Transcribe all the entries word for word, but omit the images.
───── Materials provided
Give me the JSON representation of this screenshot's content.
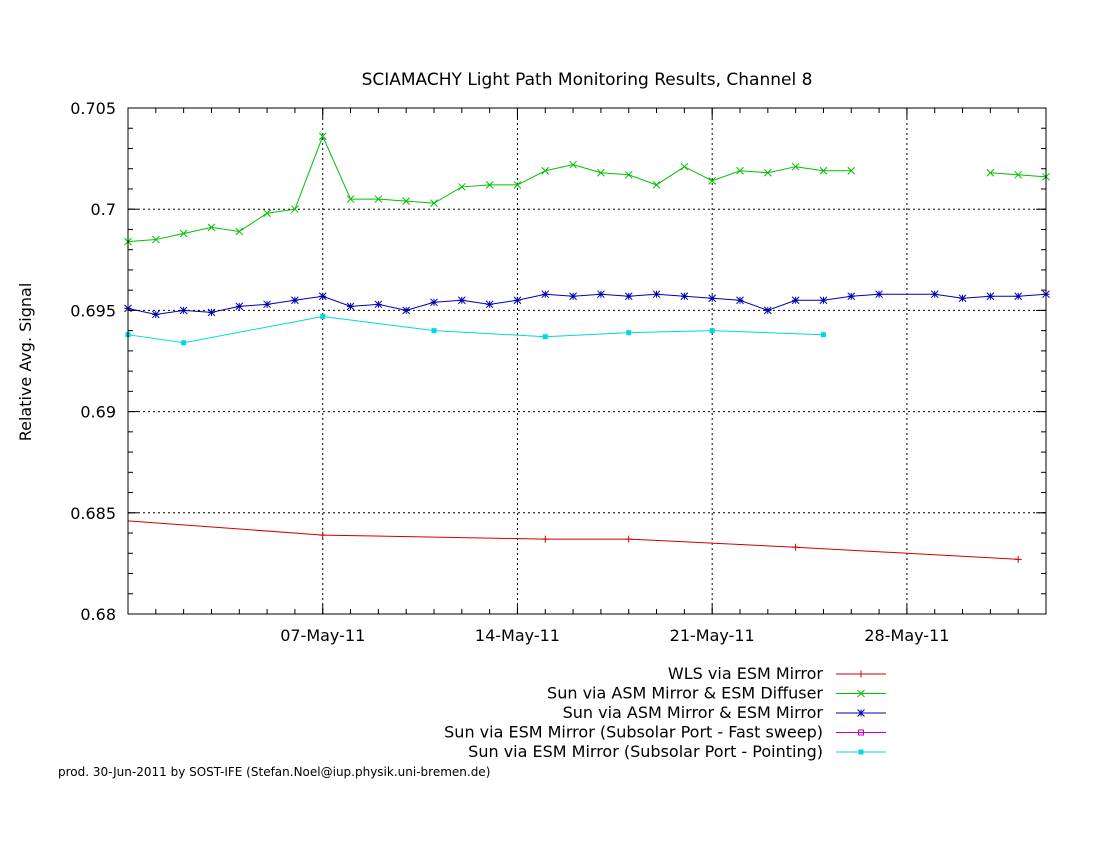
{
  "chart_data": {
    "type": "line",
    "title": "SCIAMACHY Light Path Monitoring Results, Channel 8",
    "ylabel": "Relative Avg. Signal",
    "xlabel": "",
    "xlim": [
      "2011-04-30",
      "2011-06-02"
    ],
    "ylim": [
      0.68,
      0.705
    ],
    "y_ticks": [
      "0.705",
      "0.7",
      "0.695",
      "0.69",
      "0.685",
      "0.68"
    ],
    "x_ticks": [
      "07-May-11",
      "14-May-11",
      "21-May-11",
      "28-May-11"
    ],
    "x_tick_dates": [
      "2011-05-07",
      "2011-05-14",
      "2011-05-21",
      "2011-05-28"
    ],
    "grid": true,
    "legend_position": "bottom-right",
    "series": [
      {
        "name": "WLS via ESM Mirror",
        "color": "#d00000",
        "marker": "plus",
        "x": [
          "2011-05-07",
          "2011-05-15",
          "2011-05-18",
          "2011-05-24",
          "2011-06-01"
        ],
        "y": [
          0.6839,
          0.6837,
          0.6837,
          0.6833,
          0.6827
        ],
        "line_from": {
          "x": "2011-04-30",
          "y": 0.6846
        }
      },
      {
        "name": "Sun via ASM Mirror & ESM Diffuser",
        "color": "#00c000",
        "marker": "x",
        "x": [
          "2011-04-30",
          "2011-05-01",
          "2011-05-02",
          "2011-05-03",
          "2011-05-04",
          "2011-05-05",
          "2011-05-06",
          "2011-05-07",
          "2011-05-08",
          "2011-05-09",
          "2011-05-10",
          "2011-05-11",
          "2011-05-12",
          "2011-05-13",
          "2011-05-14",
          "2011-05-15",
          "2011-05-16",
          "2011-05-17",
          "2011-05-18",
          "2011-05-19",
          "2011-05-20",
          "2011-05-21",
          "2011-05-22",
          "2011-05-23",
          "2011-05-24",
          "2011-05-25",
          "2011-05-26",
          "2011-05-31",
          "2011-06-01",
          "2011-06-02"
        ],
        "y": [
          0.6984,
          0.6985,
          0.6988,
          0.6991,
          0.6989,
          0.6998,
          0.7,
          0.7036,
          0.7005,
          0.7005,
          0.7004,
          0.7003,
          0.7011,
          0.7012,
          0.7012,
          0.7019,
          0.7022,
          0.7018,
          0.7017,
          0.7012,
          0.7021,
          0.7014,
          0.7019,
          0.7018,
          0.7021,
          0.7019,
          0.7019,
          0.7018,
          0.7017,
          0.7016
        ]
      },
      {
        "name": "Sun via ASM Mirror & ESM Mirror",
        "color": "#0000b0",
        "marker": "star",
        "x": [
          "2011-04-30",
          "2011-05-01",
          "2011-05-02",
          "2011-05-03",
          "2011-05-04",
          "2011-05-05",
          "2011-05-06",
          "2011-05-07",
          "2011-05-08",
          "2011-05-09",
          "2011-05-10",
          "2011-05-11",
          "2011-05-12",
          "2011-05-13",
          "2011-05-14",
          "2011-05-15",
          "2011-05-16",
          "2011-05-17",
          "2011-05-18",
          "2011-05-19",
          "2011-05-20",
          "2011-05-21",
          "2011-05-22",
          "2011-05-23",
          "2011-05-24",
          "2011-05-25",
          "2011-05-26",
          "2011-05-27",
          "2011-05-29",
          "2011-05-30",
          "2011-05-31",
          "2011-06-01",
          "2011-06-02"
        ],
        "y": [
          0.6951,
          0.6948,
          0.695,
          0.6949,
          0.6952,
          0.6953,
          0.6955,
          0.6957,
          0.6952,
          0.6953,
          0.695,
          0.6954,
          0.6955,
          0.6953,
          0.6955,
          0.6958,
          0.6957,
          0.6958,
          0.6957,
          0.6958,
          0.6957,
          0.6956,
          0.6955,
          0.695,
          0.6955,
          0.6955,
          0.6957,
          0.6958,
          0.6958,
          0.6956,
          0.6957,
          0.6957,
          0.6958
        ]
      },
      {
        "name": "Sun via ESM Mirror (Subsolar Port - Fast sweep)",
        "color": "#c000c0",
        "marker": "square-open",
        "x": [],
        "y": []
      },
      {
        "name": "Sun via ESM Mirror (Subsolar Port - Pointing)",
        "color": "#00d8e0",
        "marker": "square",
        "x": [
          "2011-04-30",
          "2011-05-02",
          "2011-05-07",
          "2011-05-11",
          "2011-05-15",
          "2011-05-18",
          "2011-05-21",
          "2011-05-25"
        ],
        "y": [
          0.6938,
          0.6934,
          0.6947,
          0.694,
          0.6937,
          0.6939,
          0.694,
          0.6938
        ]
      }
    ]
  },
  "footer": "prod. 30-Jun-2011 by SOST-IFE (Stefan.Noel@iup.physik.uni-bremen.de)"
}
──────────
● Full response:
Give me the JSON representation of this screenshot's content.
{
  "chart_data": {
    "type": "line",
    "title": "SCIAMACHY Light Path Monitoring Results, Channel 8",
    "ylabel": "Relative Avg. Signal",
    "xlabel": "",
    "xlim": [
      "2011-04-30",
      "2011-06-02"
    ],
    "ylim": [
      0.68,
      0.705
    ],
    "y_ticks": [
      "0.705",
      "0.7",
      "0.695",
      "0.69",
      "0.685",
      "0.68"
    ],
    "x_ticks": [
      "07-May-11",
      "14-May-11",
      "21-May-11",
      "28-May-11"
    ],
    "x_tick_dates": [
      "2011-05-07",
      "2011-05-14",
      "2011-05-21",
      "2011-05-28"
    ],
    "grid": true,
    "legend_position": "bottom-right",
    "series": [
      {
        "name": "WLS via ESM Mirror",
        "color": "#d00000",
        "marker": "plus",
        "x": [
          "2011-05-07",
          "2011-05-15",
          "2011-05-18",
          "2011-05-24",
          "2011-06-01"
        ],
        "y": [
          0.6839,
          0.6837,
          0.6837,
          0.6833,
          0.6827
        ],
        "line_from": {
          "x": "2011-04-30",
          "y": 0.6846
        }
      },
      {
        "name": "Sun via ASM Mirror & ESM Diffuser",
        "color": "#00c000",
        "marker": "x",
        "x": [
          "2011-04-30",
          "2011-05-01",
          "2011-05-02",
          "2011-05-03",
          "2011-05-04",
          "2011-05-05",
          "2011-05-06",
          "2011-05-07",
          "2011-05-08",
          "2011-05-09",
          "2011-05-10",
          "2011-05-11",
          "2011-05-12",
          "2011-05-13",
          "2011-05-14",
          "2011-05-15",
          "2011-05-16",
          "2011-05-17",
          "2011-05-18",
          "2011-05-19",
          "2011-05-20",
          "2011-05-21",
          "2011-05-22",
          "2011-05-23",
          "2011-05-24",
          "2011-05-25",
          "2011-05-26",
          "2011-05-31",
          "2011-06-01",
          "2011-06-02"
        ],
        "y": [
          0.6984,
          0.6985,
          0.6988,
          0.6991,
          0.6989,
          0.6998,
          0.7,
          0.7036,
          0.7005,
          0.7005,
          0.7004,
          0.7003,
          0.7011,
          0.7012,
          0.7012,
          0.7019,
          0.7022,
          0.7018,
          0.7017,
          0.7012,
          0.7021,
          0.7014,
          0.7019,
          0.7018,
          0.7021,
          0.7019,
          0.7019,
          0.7018,
          0.7017,
          0.7016
        ]
      },
      {
        "name": "Sun via ASM Mirror & ESM Mirror",
        "color": "#0000b0",
        "marker": "star",
        "x": [
          "2011-04-30",
          "2011-05-01",
          "2011-05-02",
          "2011-05-03",
          "2011-05-04",
          "2011-05-05",
          "2011-05-06",
          "2011-05-07",
          "2011-05-08",
          "2011-05-09",
          "2011-05-10",
          "2011-05-11",
          "2011-05-12",
          "2011-05-13",
          "2011-05-14",
          "2011-05-15",
          "2011-05-16",
          "2011-05-17",
          "2011-05-18",
          "2011-05-19",
          "2011-05-20",
          "2011-05-21",
          "2011-05-22",
          "2011-05-23",
          "2011-05-24",
          "2011-05-25",
          "2011-05-26",
          "2011-05-27",
          "2011-05-29",
          "2011-05-30",
          "2011-05-31",
          "2011-06-01",
          "2011-06-02"
        ],
        "y": [
          0.6951,
          0.6948,
          0.695,
          0.6949,
          0.6952,
          0.6953,
          0.6955,
          0.6957,
          0.6952,
          0.6953,
          0.695,
          0.6954,
          0.6955,
          0.6953,
          0.6955,
          0.6958,
          0.6957,
          0.6958,
          0.6957,
          0.6958,
          0.6957,
          0.6956,
          0.6955,
          0.695,
          0.6955,
          0.6955,
          0.6957,
          0.6958,
          0.6958,
          0.6956,
          0.6957,
          0.6957,
          0.6958
        ]
      },
      {
        "name": "Sun via ESM Mirror (Subsolar Port - Fast sweep)",
        "color": "#c000c0",
        "marker": "square-open",
        "x": [],
        "y": []
      },
      {
        "name": "Sun via ESM Mirror (Subsolar Port - Pointing)",
        "color": "#00d8e0",
        "marker": "square",
        "x": [
          "2011-04-30",
          "2011-05-02",
          "2011-05-07",
          "2011-05-11",
          "2011-05-15",
          "2011-05-18",
          "2011-05-21",
          "2011-05-25"
        ],
        "y": [
          0.6938,
          0.6934,
          0.6947,
          0.694,
          0.6937,
          0.6939,
          0.694,
          0.6938
        ]
      }
    ]
  },
  "footer": "prod. 30-Jun-2011 by SOST-IFE (Stefan.Noel@iup.physik.uni-bremen.de)"
}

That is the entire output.